• Short problem
Show every line that has the string "title" in it.

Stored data
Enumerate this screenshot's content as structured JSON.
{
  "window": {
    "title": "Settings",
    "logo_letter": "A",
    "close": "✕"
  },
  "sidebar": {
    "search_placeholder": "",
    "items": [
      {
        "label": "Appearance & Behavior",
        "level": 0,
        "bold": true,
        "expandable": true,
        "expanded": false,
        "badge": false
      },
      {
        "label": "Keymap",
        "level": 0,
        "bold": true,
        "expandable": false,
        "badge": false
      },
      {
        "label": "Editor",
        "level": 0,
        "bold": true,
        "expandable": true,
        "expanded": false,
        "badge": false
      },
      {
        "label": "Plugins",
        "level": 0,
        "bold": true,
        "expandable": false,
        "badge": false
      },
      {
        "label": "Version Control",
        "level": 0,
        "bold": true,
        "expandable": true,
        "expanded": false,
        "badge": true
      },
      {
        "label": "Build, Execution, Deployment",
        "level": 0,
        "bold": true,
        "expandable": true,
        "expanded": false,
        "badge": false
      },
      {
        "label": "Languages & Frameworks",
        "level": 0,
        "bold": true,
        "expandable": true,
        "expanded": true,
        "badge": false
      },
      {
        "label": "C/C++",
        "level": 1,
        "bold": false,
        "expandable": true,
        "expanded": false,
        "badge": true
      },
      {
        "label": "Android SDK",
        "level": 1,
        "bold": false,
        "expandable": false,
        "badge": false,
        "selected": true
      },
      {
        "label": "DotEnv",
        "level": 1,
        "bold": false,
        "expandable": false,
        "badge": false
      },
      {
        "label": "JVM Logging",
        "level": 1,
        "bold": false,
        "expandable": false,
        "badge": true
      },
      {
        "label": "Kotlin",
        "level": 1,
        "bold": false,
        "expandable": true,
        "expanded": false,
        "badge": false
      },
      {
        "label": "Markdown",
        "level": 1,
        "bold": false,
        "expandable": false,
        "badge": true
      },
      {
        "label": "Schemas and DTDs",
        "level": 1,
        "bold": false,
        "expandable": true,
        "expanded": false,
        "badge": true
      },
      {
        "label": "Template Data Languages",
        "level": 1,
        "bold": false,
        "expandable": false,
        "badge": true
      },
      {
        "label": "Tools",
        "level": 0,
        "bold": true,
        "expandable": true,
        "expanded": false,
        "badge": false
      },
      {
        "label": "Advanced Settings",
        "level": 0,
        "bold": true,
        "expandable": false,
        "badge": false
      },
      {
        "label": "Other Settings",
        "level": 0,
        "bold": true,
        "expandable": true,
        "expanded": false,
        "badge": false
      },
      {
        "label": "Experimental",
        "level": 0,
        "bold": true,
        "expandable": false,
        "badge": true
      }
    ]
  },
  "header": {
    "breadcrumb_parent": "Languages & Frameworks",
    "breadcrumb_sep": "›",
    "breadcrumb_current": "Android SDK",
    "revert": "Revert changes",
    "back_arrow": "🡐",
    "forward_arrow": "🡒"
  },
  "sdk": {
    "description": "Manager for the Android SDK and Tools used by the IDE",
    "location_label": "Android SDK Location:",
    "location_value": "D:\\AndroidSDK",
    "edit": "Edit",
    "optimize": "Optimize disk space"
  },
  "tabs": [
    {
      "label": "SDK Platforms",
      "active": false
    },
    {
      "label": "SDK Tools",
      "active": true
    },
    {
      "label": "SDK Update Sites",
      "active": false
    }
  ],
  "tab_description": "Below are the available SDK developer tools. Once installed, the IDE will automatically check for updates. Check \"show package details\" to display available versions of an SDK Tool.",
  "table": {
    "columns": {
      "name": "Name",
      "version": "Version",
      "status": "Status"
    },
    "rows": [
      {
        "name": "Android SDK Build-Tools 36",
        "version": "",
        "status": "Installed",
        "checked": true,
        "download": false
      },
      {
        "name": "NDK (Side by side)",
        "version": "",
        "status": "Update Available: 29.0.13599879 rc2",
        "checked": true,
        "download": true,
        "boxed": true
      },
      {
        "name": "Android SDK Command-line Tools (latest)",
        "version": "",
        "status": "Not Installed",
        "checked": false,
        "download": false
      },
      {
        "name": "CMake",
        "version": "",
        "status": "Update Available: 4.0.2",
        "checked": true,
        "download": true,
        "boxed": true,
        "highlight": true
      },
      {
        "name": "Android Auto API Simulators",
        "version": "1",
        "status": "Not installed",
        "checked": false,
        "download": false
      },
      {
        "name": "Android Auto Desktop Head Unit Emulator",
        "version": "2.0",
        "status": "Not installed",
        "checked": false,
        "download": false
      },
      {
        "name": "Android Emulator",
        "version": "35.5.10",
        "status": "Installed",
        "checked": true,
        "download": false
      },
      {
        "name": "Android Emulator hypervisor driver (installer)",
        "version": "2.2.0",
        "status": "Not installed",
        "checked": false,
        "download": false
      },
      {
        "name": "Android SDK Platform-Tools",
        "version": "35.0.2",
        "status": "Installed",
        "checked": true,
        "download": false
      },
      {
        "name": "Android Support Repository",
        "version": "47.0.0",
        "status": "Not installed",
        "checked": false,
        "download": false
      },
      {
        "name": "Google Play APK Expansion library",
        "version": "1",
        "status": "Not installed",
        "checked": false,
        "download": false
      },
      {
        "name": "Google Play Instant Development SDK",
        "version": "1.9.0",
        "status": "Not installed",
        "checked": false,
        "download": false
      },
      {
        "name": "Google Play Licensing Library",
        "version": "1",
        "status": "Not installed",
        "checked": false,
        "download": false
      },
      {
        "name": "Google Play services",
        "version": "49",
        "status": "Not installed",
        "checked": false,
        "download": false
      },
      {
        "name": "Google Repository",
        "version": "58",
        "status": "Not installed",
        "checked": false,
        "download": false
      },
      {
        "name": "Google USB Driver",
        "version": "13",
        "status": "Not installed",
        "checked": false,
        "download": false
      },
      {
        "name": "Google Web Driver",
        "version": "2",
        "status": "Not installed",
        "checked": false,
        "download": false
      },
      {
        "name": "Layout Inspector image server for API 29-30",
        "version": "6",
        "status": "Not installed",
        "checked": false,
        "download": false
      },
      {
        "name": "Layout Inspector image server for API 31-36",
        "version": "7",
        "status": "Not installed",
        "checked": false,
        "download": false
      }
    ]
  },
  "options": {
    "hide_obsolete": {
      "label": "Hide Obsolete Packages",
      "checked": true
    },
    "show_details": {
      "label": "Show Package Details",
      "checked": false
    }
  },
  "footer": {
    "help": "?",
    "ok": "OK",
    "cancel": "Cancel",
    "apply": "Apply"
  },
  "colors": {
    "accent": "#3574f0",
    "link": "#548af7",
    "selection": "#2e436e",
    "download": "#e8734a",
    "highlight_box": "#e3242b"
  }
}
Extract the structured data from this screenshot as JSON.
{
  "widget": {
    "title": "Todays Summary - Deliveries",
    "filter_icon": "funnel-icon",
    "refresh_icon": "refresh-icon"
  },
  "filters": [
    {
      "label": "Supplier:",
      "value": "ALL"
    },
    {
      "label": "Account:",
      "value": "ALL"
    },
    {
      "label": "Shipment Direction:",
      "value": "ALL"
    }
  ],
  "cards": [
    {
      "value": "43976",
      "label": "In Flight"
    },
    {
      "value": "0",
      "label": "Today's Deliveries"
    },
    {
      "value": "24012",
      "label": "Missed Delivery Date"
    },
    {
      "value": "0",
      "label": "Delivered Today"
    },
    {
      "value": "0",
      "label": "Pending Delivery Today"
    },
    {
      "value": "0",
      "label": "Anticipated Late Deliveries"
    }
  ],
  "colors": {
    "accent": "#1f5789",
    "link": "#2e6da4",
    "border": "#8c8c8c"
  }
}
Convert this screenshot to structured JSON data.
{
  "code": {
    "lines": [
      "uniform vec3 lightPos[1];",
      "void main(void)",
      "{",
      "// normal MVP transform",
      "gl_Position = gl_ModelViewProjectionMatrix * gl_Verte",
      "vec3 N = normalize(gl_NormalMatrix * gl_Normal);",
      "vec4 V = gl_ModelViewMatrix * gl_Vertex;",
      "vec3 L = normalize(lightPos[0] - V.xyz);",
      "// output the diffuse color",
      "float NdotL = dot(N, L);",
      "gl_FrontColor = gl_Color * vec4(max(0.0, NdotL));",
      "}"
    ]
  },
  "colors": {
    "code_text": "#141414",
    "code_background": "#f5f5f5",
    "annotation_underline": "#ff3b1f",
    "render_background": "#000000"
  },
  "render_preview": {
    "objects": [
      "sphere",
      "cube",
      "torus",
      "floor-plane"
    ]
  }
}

• Final answer
    "title": "Settings",
    "title": "Todays Summary - Deliveries",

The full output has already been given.